### WORK TO COMPLETE
Track down every line below that holds "результатов" and copy it.

### DATA SUPPLIED

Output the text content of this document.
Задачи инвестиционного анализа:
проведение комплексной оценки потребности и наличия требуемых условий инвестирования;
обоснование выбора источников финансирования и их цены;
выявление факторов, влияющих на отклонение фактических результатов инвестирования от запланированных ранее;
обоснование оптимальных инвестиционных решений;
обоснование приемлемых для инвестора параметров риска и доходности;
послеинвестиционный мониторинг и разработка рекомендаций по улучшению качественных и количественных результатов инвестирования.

### THE OUTPUT
выявление факторов, влияющих на отклонение фактических результатов инвестирования от запланированных ранее;
послеинвестиционный мониторинг и разработка рекомендаций по улучшению качественных и количественных результатов инвестирования.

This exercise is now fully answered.